# START OF DATA PROVIDED

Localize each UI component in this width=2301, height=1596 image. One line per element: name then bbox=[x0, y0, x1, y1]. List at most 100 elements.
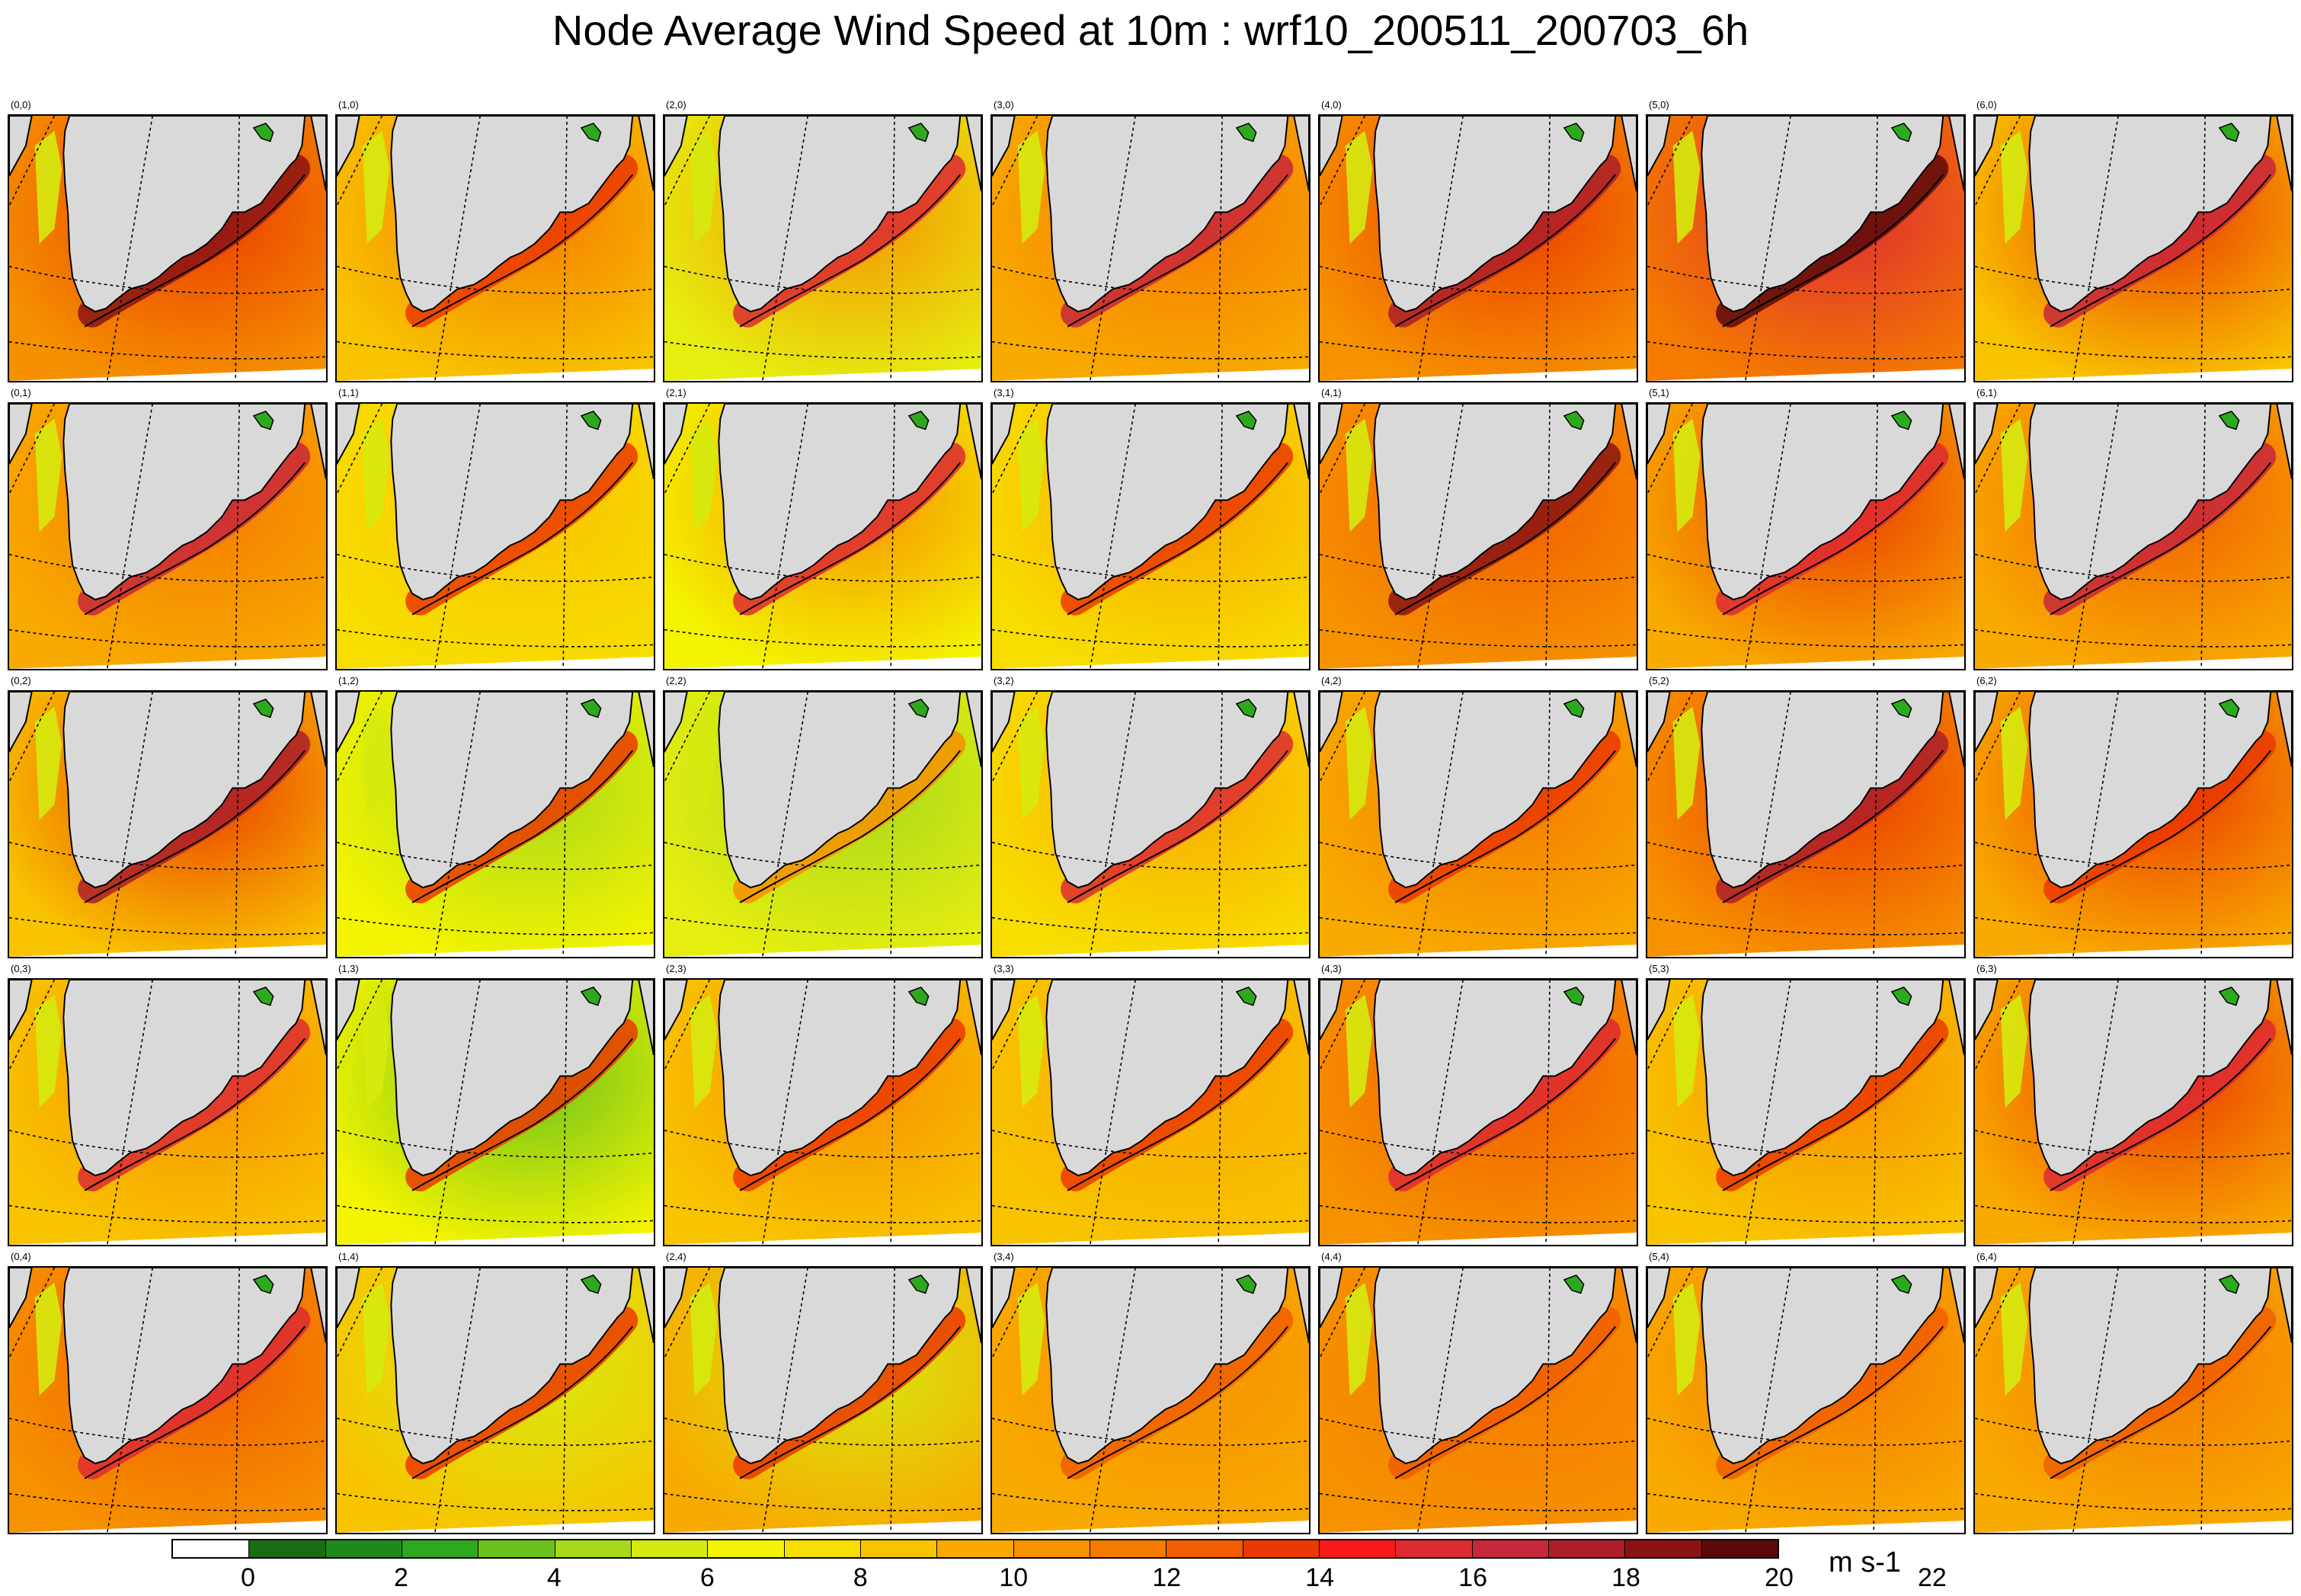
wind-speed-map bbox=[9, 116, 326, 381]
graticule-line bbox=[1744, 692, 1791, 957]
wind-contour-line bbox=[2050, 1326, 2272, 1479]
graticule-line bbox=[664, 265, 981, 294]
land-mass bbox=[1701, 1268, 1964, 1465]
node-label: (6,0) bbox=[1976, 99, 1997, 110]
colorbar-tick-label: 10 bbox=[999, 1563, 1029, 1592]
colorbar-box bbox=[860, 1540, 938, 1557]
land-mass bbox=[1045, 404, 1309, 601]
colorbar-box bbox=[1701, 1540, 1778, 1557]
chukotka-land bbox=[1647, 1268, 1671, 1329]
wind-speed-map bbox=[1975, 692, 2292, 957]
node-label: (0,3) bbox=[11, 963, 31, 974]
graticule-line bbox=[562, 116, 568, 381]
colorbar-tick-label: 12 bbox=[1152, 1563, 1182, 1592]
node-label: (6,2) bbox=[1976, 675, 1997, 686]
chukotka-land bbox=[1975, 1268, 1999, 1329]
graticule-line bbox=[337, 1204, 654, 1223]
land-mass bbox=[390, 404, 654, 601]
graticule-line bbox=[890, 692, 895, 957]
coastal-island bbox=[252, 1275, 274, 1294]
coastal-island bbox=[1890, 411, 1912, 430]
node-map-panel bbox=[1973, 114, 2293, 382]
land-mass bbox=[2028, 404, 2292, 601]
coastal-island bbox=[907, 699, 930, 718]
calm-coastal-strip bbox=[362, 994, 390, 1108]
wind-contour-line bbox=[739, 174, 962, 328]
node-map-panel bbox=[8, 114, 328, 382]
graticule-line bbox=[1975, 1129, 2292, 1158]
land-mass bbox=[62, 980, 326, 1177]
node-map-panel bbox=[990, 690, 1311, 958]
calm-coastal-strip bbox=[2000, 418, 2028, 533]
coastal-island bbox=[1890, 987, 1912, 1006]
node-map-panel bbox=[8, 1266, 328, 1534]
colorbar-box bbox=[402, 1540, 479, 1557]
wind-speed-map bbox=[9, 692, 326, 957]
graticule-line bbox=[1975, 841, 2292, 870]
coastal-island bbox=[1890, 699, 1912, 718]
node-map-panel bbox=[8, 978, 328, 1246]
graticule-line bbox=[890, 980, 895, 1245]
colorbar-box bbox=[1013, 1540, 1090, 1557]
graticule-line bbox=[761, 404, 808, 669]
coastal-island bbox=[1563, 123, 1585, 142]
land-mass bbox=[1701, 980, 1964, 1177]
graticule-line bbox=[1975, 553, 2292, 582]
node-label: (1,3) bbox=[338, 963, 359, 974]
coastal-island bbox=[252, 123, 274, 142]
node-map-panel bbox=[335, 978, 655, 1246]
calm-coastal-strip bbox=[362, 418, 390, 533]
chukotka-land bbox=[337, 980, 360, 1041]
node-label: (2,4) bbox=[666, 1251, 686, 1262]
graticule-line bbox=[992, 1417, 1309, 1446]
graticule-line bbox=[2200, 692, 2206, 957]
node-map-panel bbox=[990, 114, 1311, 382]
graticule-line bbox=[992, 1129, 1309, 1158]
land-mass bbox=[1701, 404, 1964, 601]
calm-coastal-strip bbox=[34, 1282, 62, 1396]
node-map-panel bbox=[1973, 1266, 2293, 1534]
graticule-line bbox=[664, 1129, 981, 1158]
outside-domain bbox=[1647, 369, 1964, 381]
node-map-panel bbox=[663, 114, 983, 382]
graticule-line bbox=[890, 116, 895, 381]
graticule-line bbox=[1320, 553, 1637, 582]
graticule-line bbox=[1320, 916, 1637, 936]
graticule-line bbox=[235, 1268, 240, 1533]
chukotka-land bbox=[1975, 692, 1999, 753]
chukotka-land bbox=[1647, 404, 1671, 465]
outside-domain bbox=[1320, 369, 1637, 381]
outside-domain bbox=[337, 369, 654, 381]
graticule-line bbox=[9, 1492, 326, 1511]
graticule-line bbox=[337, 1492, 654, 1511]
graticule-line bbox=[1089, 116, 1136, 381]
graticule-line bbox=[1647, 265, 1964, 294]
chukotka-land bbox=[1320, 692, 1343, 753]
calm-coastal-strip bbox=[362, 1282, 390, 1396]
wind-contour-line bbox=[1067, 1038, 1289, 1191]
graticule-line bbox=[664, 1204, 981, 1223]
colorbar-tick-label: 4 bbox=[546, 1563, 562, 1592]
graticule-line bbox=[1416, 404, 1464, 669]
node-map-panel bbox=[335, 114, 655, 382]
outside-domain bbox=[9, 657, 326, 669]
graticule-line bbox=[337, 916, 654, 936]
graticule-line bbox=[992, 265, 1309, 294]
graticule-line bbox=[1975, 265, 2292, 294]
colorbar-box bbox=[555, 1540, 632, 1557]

# END OF DATA PROVIDED

▶ WHAT YOU HAVE TO DO
Copy every line of the material above word for word, but leave out the pictures.

▶ WRITTEN RESPONSE
Localize each UI component in this width=2301, height=1596 image. One line per element: name then bbox=[x0, y0, x1, y1]. List at most 100 elements.
wind-speed-map bbox=[9, 116, 326, 381]
graticule-line bbox=[1744, 692, 1791, 957]
wind-contour-line bbox=[2050, 1326, 2272, 1479]
graticule-line bbox=[664, 265, 981, 294]
land-mass bbox=[1701, 1268, 1964, 1465]
node-label: (6,0) bbox=[1976, 99, 1997, 110]
colorbar-tick-label: 10 bbox=[999, 1563, 1029, 1592]
colorbar-box bbox=[860, 1540, 938, 1557]
land-mass bbox=[1045, 404, 1309, 601]
colorbar-box bbox=[1701, 1540, 1778, 1557]
chukotka-land bbox=[1647, 1268, 1671, 1329]
wind-speed-map bbox=[1975, 692, 2292, 957]
node-label: (0,3) bbox=[11, 963, 31, 974]
graticule-line bbox=[562, 116, 568, 381]
colorbar-tick-label: 12 bbox=[1152, 1563, 1182, 1592]
node-label: (6,2) bbox=[1976, 675, 1997, 686]
chukotka-land bbox=[1975, 1268, 1999, 1329]
graticule-line bbox=[337, 1204, 654, 1223]
land-mass bbox=[390, 404, 654, 601]
graticule-line bbox=[890, 692, 895, 957]
coastal-island bbox=[252, 1275, 274, 1294]
coastal-island bbox=[1890, 411, 1912, 430]
node-map-panel bbox=[1973, 114, 2293, 382]
land-mass bbox=[2028, 404, 2292, 601]
coastal-island bbox=[907, 699, 930, 718]
calm-coastal-strip bbox=[362, 994, 390, 1108]
wind-contour-line bbox=[739, 174, 962, 328]
node-map-panel bbox=[8, 114, 328, 382]
graticule-line bbox=[1975, 1129, 2292, 1158]
land-mass bbox=[62, 980, 326, 1177]
node-map-panel bbox=[990, 690, 1311, 958]
calm-coastal-strip bbox=[2000, 418, 2028, 533]
coastal-island bbox=[1890, 987, 1912, 1006]
node-map-panel bbox=[8, 1266, 328, 1534]
colorbar-box bbox=[402, 1540, 479, 1557]
wind-speed-map bbox=[9, 692, 326, 957]
graticule-line bbox=[1975, 841, 2292, 870]
coastal-island bbox=[1890, 699, 1912, 718]
node-map-panel bbox=[8, 978, 328, 1246]
graticule-line bbox=[890, 980, 895, 1245]
colorbar-box bbox=[1013, 1540, 1090, 1557]
graticule-line bbox=[761, 404, 808, 669]
coastal-island bbox=[1563, 123, 1585, 142]
land-mass bbox=[1701, 980, 1964, 1177]
graticule-line bbox=[1975, 553, 2292, 582]
node-label: (1,3) bbox=[338, 963, 359, 974]
coastal-island bbox=[252, 123, 274, 142]
node-map-panel bbox=[335, 978, 655, 1246]
calm-coastal-strip bbox=[362, 418, 390, 533]
chukotka-land bbox=[337, 980, 360, 1041]
node-label: (2,4) bbox=[666, 1251, 686, 1262]
graticule-line bbox=[992, 1417, 1309, 1446]
graticule-line bbox=[2200, 692, 2206, 957]
node-map-panel bbox=[990, 114, 1311, 382]
graticule-line bbox=[992, 1129, 1309, 1158]
land-mass bbox=[1701, 404, 1964, 601]
calm-coastal-strip bbox=[34, 1282, 62, 1396]
node-map-panel bbox=[1973, 1266, 2293, 1534]
graticule-line bbox=[664, 1129, 981, 1158]
outside-domain bbox=[1647, 369, 1964, 381]
node-map-panel bbox=[663, 114, 983, 382]
graticule-line bbox=[890, 116, 895, 381]
graticule-line bbox=[1320, 553, 1637, 582]
graticule-line bbox=[1320, 916, 1637, 936]
graticule-line bbox=[235, 1268, 240, 1533]
chukotka-land bbox=[1975, 692, 1999, 753]
chukotka-land bbox=[1647, 404, 1671, 465]
outside-domain bbox=[1320, 369, 1637, 381]
outside-domain bbox=[337, 369, 654, 381]
graticule-line bbox=[9, 1492, 326, 1511]
graticule-line bbox=[337, 1492, 654, 1511]
graticule-line bbox=[1089, 116, 1136, 381]
graticule-line bbox=[1647, 265, 1964, 294]
chukotka-land bbox=[1320, 692, 1343, 753]
calm-coastal-strip bbox=[362, 1282, 390, 1396]
wind-contour-line bbox=[1067, 1038, 1289, 1191]
graticule-line bbox=[664, 1204, 981, 1223]
colorbar-tick-label: 4 bbox=[546, 1563, 562, 1592]
graticule-line bbox=[1416, 404, 1464, 669]
node-map-panel bbox=[335, 114, 655, 382]
outside-domain bbox=[9, 657, 326, 669]
graticule-line bbox=[337, 916, 654, 936]
graticule-line bbox=[992, 265, 1309, 294]
graticule-line bbox=[1975, 265, 2292, 294]
colorbar-box bbox=[555, 1540, 632, 1557]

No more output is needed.